→ **Task objective**: Output all lines exactly, with nothing added or dropped.

→ **Provided information**:

--- START ---

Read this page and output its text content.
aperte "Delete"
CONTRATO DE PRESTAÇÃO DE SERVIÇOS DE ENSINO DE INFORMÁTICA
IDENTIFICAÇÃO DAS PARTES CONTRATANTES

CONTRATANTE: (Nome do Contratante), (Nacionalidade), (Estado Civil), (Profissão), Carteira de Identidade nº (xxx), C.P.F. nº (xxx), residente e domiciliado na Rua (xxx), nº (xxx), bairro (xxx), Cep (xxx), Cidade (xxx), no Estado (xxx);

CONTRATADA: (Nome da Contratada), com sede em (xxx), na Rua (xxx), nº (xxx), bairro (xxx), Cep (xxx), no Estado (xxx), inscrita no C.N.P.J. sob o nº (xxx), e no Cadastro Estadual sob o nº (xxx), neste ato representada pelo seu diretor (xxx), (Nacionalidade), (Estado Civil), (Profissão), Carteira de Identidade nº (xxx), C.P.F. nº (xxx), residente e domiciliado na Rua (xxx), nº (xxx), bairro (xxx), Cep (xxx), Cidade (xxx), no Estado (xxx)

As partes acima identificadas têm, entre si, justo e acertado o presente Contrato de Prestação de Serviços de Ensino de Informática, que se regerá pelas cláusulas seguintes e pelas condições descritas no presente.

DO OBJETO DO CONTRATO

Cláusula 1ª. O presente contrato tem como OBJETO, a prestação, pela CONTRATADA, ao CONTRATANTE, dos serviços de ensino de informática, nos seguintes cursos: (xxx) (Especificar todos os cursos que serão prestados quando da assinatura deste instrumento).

--- END ---

→ **Solution**:
Read this page and output its text content.
aperte "Delete"
CONTRATO DE PRESTAÇÃO DE SERVIÇOS DE ENSINO DE INFORMÁTICA
IDENTIFICAÇÃO DAS PARTES CONTRATANTES

CONTRATANTE: (Nome do Contratante), (Nacionalidade), (Estado Civil), (Profissão), Carteira de Identidade nº (xxx), C.P.F. nº (xxx), residente e domiciliado na Rua (xxx), nº (xxx), bairro (xxx), Cep (xxx), Cidade (xxx), no Estado (xxx);

CONTRATADA: (Nome da Contratada), com sede em (xxx), na Rua (xxx), nº (xxx), bairro (xxx), Cep (xxx), no Estado (xxx), inscrita no C.N.P.J. sob o nº (xxx), e no Cadastro Estadual sob o nº (xxx), neste ato representada pelo seu diretor (xxx), (Nacionalidade), (Estado Civil), (Profissão), Carteira de Identidade nº (xxx), C.P.F. nº (xxx), residente e domiciliado na Rua (xxx), nº (xxx), bairro (xxx), Cep (xxx), Cidade (xxx), no Estado (xxx)

As partes acima identificadas têm, entre si, justo e acertado o presente Contrato de Prestação de Serviços de Ensino de Informática, que se regerá pelas cláusulas seguintes e pelas condições descritas no presente.

DO OBJETO DO CONTRATO

Cláusula 1ª. O presente contrato tem como OBJETO, a prestação, pela CONTRATADA, ao CONTRATANTE, dos serviços de ensino de informática, nos seguintes cursos: (xxx) (Especificar todos os cursos que serão prestados quando da assinatura deste instrumento).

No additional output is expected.